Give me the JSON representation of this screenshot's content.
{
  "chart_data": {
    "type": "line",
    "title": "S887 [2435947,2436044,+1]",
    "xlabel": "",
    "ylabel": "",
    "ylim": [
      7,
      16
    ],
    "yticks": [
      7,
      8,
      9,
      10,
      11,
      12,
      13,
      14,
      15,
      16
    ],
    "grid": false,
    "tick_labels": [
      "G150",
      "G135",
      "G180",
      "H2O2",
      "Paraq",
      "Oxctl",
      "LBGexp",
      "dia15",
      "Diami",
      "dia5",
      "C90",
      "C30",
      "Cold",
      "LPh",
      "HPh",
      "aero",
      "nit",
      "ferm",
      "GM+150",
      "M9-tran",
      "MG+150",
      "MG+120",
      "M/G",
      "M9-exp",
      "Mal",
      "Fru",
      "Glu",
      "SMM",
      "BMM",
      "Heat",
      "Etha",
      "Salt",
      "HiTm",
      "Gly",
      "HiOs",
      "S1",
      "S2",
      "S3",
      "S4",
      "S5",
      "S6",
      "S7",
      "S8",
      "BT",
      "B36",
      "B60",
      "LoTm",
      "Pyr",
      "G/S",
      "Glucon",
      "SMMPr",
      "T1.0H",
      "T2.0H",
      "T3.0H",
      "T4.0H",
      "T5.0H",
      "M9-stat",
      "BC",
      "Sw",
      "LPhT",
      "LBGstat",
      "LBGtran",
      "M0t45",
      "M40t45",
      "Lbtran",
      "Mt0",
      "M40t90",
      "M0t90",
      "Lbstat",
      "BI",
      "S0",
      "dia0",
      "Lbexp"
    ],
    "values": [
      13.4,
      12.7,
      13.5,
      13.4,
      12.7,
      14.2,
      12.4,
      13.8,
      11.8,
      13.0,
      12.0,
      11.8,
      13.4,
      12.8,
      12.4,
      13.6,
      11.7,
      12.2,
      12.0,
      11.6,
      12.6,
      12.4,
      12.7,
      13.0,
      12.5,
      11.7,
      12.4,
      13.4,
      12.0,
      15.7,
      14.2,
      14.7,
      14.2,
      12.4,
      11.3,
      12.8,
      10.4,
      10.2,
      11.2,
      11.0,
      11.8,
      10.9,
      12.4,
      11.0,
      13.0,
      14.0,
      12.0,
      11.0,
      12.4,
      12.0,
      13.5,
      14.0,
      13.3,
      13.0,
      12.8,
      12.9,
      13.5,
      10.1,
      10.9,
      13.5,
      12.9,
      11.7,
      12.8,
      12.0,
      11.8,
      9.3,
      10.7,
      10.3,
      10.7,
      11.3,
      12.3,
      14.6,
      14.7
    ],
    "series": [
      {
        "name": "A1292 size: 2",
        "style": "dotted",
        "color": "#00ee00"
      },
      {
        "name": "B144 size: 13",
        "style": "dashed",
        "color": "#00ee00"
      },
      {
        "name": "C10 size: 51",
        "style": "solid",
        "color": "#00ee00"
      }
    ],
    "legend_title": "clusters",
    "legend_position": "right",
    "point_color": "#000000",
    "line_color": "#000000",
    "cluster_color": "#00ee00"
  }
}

▬▬▬▬▬▬▬▬▬▬

Your goal — Search the listing for the string "name". Copy each line where it turns up.

Complete response —
        "name": "A1292 size: 2",
        "name": "B144 size: 13",
        "name": "C10 size: 51",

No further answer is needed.